start Document segment

Refactor output folder

VIDA-NYU · Apr 26, 2024 · 19e4f8b · 19e4f8b
1 parent dce07c6
commit 19e4f8b
Show file tree

Hide file tree

Showing 4 changed files with 178 additions and 123 deletions.
diff --git a/alpha_automl/pipeline_search/agent_environment.py b/alpha_automl/pipeline_search/agent_environment.py
@@ -1,5 +1,6 @@
 import logging
 import random
+
 import gymnasium as gym
 import numpy as np
 from gymnasium.spaces import Box, Dict, Discrete
@@ -40,7 +41,6 @@ def __init__(self, config: EnvContext):
         self.action_offsets = self.generate_action_offsets()
         self.action_space = Discrete(self.max_actions)
 
-
     def reset(self, *, seed=None, options=None):
         # init number of steps
         self.num_steps = 0
@@ -54,11 +54,11 @@ def reset(self, *, seed=None, options=None):
 
     def step(self, action):
         curr_step = self.step_stack.pop()
-        offseted_action = self.action_offsets[curr_step]+action
+        offseted_action = self.action_offsets[curr_step] + action
         valid_action_size = self.action_spaces[curr_step]
         # Check the action is illegal
         valid_moves = self.game.getValidMoves(self.board)

end Document segment
start Dataset

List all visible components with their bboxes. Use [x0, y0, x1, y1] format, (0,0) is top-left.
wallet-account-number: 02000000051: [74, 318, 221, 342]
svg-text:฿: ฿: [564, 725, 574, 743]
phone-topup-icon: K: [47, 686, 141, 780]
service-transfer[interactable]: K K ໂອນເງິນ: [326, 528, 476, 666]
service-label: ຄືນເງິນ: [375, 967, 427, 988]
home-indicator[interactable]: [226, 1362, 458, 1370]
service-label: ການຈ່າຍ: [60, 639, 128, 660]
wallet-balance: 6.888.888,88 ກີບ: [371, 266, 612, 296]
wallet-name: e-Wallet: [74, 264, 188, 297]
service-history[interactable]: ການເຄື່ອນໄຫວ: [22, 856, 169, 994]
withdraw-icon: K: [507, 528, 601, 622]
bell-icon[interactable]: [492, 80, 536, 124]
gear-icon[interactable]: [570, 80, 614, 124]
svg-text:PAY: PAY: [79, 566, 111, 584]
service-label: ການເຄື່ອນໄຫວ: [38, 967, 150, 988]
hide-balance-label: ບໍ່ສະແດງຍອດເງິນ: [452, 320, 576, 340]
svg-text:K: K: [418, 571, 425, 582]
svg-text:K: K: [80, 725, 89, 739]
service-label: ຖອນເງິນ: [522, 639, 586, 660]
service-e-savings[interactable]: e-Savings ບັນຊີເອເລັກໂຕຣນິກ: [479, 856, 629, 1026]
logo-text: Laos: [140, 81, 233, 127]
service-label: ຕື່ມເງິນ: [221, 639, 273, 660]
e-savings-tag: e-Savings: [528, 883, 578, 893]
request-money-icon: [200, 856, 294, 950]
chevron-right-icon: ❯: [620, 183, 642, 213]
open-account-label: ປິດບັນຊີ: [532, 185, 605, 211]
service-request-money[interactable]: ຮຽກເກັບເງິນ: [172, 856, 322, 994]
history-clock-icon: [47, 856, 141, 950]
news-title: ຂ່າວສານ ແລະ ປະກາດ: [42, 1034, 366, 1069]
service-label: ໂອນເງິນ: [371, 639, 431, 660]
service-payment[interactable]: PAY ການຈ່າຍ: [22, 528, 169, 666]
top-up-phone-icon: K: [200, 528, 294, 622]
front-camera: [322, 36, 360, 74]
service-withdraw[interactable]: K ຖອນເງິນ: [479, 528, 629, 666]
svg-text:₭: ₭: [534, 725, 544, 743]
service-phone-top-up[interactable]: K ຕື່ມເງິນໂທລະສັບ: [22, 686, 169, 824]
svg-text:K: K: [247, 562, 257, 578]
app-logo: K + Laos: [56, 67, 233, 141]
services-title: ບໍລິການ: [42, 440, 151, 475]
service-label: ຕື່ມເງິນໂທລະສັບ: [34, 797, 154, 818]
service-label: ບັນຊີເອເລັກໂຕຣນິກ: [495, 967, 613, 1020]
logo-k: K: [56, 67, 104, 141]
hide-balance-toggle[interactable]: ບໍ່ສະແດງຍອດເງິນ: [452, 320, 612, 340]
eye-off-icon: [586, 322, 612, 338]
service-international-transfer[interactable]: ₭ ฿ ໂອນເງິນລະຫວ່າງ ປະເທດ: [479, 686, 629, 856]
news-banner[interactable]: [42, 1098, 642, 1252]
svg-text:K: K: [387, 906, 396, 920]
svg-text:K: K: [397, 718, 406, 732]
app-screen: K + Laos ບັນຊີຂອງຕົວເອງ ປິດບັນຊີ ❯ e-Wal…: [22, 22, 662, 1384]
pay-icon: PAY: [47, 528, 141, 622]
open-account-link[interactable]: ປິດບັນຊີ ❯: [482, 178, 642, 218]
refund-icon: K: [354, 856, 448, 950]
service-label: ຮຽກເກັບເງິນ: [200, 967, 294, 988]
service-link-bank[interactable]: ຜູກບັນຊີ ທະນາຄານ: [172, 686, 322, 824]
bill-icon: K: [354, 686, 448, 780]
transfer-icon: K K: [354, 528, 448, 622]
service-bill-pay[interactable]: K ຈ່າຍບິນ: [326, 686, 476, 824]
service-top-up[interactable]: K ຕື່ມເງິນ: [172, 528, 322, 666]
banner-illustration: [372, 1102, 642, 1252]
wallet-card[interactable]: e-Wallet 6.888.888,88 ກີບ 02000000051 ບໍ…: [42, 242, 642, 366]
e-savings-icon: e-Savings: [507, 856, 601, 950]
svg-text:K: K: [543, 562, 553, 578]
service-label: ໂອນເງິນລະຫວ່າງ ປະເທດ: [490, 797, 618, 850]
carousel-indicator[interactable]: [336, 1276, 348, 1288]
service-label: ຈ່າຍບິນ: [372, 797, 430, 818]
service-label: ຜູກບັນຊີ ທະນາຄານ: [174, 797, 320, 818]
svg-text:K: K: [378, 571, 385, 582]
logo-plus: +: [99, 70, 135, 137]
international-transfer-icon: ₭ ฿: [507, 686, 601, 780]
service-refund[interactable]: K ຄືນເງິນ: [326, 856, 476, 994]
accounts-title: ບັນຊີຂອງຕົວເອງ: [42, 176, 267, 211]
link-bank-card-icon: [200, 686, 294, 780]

end Dataset

Instructions –
1. According to the commit page, how many files were changed, and with how many additions and deletions?
2. Rewrite the line of the commit page beginning "Showing 4 changed files" as a short list.
3. Please continue the commit page's diff of agent_environment.py from the last line shown.

Responses in order –
1. Four files were changed, with 178 additions and 123 deletions.

2.
- Changed files: 4
- Additions: 178
- Deletions: 123

3.
-        if action >= valid_action_size or valid_moves[offseted_action-1] != 1:
+        if action >= valid_action_size or valid_moves[offseted_action - 1] != 1:
             return (
                 {"board": np.array(self.board).astype(np.uint8)},
                 -1,
@@ -78,19 +78,19 @@ def step(self, action):
                 False,
                 {},
             )
-        if non_terminals_moves[0] != "E" and non_terminals_moves[0].upper() == non_terminals_moves[0]:
+        if (
+            non_terminals_moves[0] != "E"
+            and non_terminals_moves[0].upper() == non_terminals_moves[0]
+        ):
             self.step_stack.extend(non_terminals_moves[::-1])
-
 
         # update number of steps
         self.num_steps += 1
 
         # update board with new action
         #         print(f"action: {action}\n board: {self.board}")
-        self.board = self.game.getNextState(self.board, offseted_action-1)
+        self.board = self.game.getNextState(self.board, offseted_action - 1)
 
-        if self.num_steps > 9:
-            logger.debug(f"[YFW]================={self.board[self.game.m:]}")
         # reward: win(1) - pipeline score, not end(0) - 0, bad(2) - 0
         reward = 0
         game_end = self.game.getGameEnded(self.board)
@@ -118,16 +118,14 @@ def step(self, action):
             # else:
             #     split_move = move_string.split("->")
             #     non_terminals_moves = move_string.split("->")[1].strip().split(" ")
-                    
+
             #     if split_move[0].strip() == "ENSEMBLER":
             #         if "E" in non_terminals_moves:
             #             rewards = 5
             #         else:
             #             rewards = 5 - len(non_terminals_moves)
             #     else:
             #         rewards = random.uniform(0, 1)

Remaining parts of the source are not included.